Lines containing the word "人大组织建设" should be extracted in full.

# [DATASET EXCERPTS]

┄┄┄┄┄┄┄┄┄┄┄┄┄┄┄┄┄┄┄┄

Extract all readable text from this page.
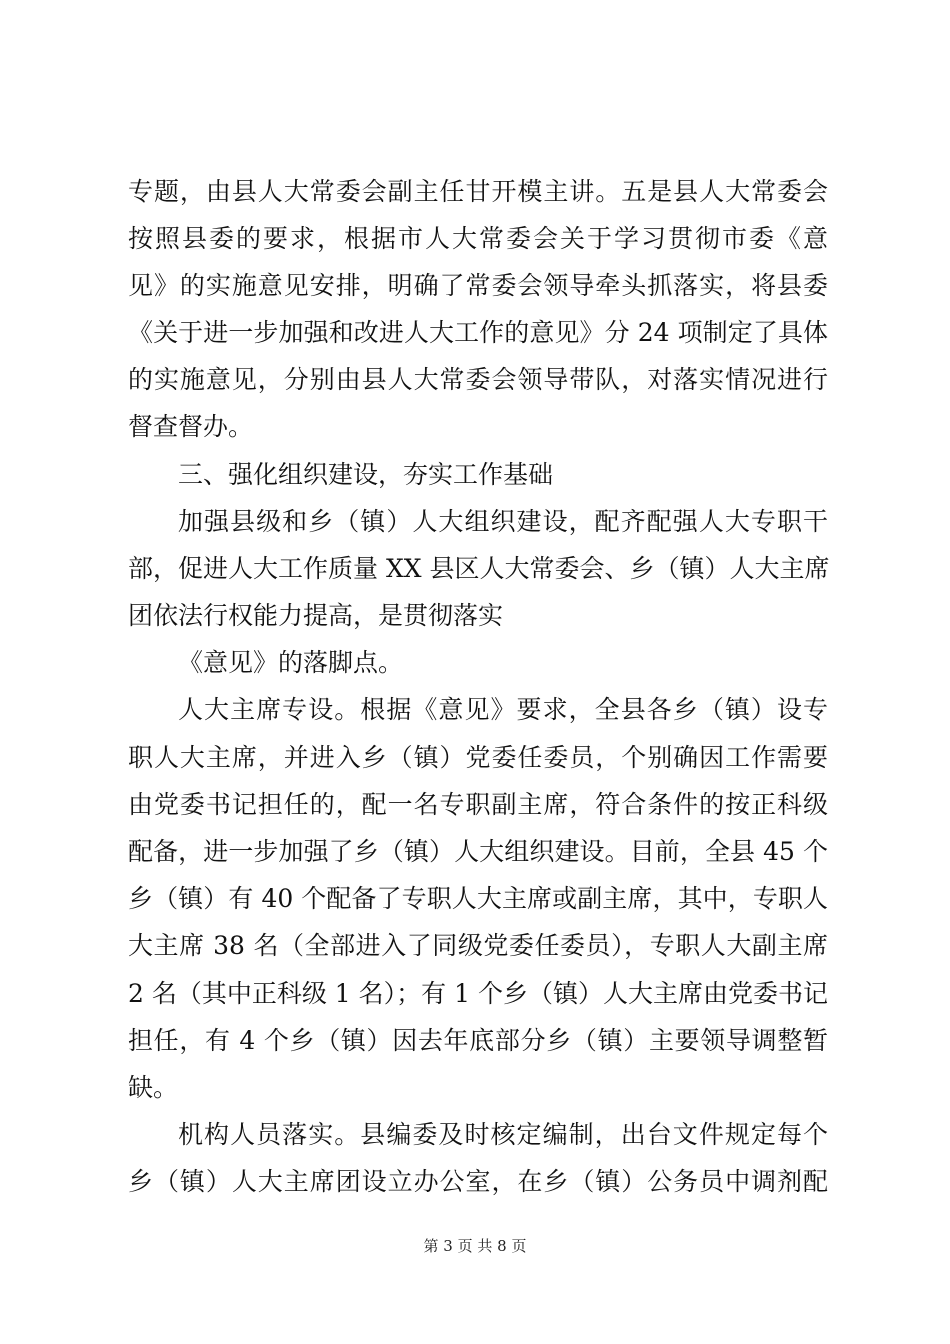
专题，由县人大常委会副主任甘开模主讲。五是县人大常委会
按照县委的要求，根据市人大常委会关于学习贯彻市委《意
见》的实施意见安排，明确了常委会领导牵头抓落实，将县委
《关于进一步加强和改进人大工作的意见》分 24 项制定了具体
的实施意见，分别由县人大常委会领导带队，对落实情况进行
督查督办。
三、强化组织建设，夯实工作基础
加强县级和乡（镇）人大组织建设，配齐配强人大专职干
部，促进人大工作质量 XX 县区人大常委会、乡（镇）人大主席
团依法行权能力提高，是贯彻落实
《意见》的落脚点。
人大主席专设。根据《意见》要求，全县各乡（镇）设专
职人大主席，并进入乡（镇）党委任委员，个别确因工作需要
由党委书记担任的，配一名专职副主席，符合条件的按正科级
配备，进一步加强了乡（镇）人大组织建设。目前，全县 45 个
乡（镇）有 40 个配备了专职人大主席或副主席，其中，专职人
大主席 38 名（全部进入了同级党委任委员），专职人大副主席
2 名（其中正科级 1 名）；有 1 个乡（镇）人大主席由党委书记
担任，有 4 个乡（镇）因去年底部分乡（镇）主要领导调整暂
缺。
机构人员落实。县编委及时核定编制，出台文件规定每个
乡（镇）人大主席团设立办公室，在乡（镇）公务员中调剂配
第 3 页 共 8 页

┄┄┄┄┄┄┄┄┄┄┄┄┄┄┄┄┄┄┄┄

# [EXERCISE RESULT]
加强县级和乡（镇）人大组织建设，配齐配强人大专职干
配备，进一步加强了乡（镇）人大组织建设。目前，全县 45 个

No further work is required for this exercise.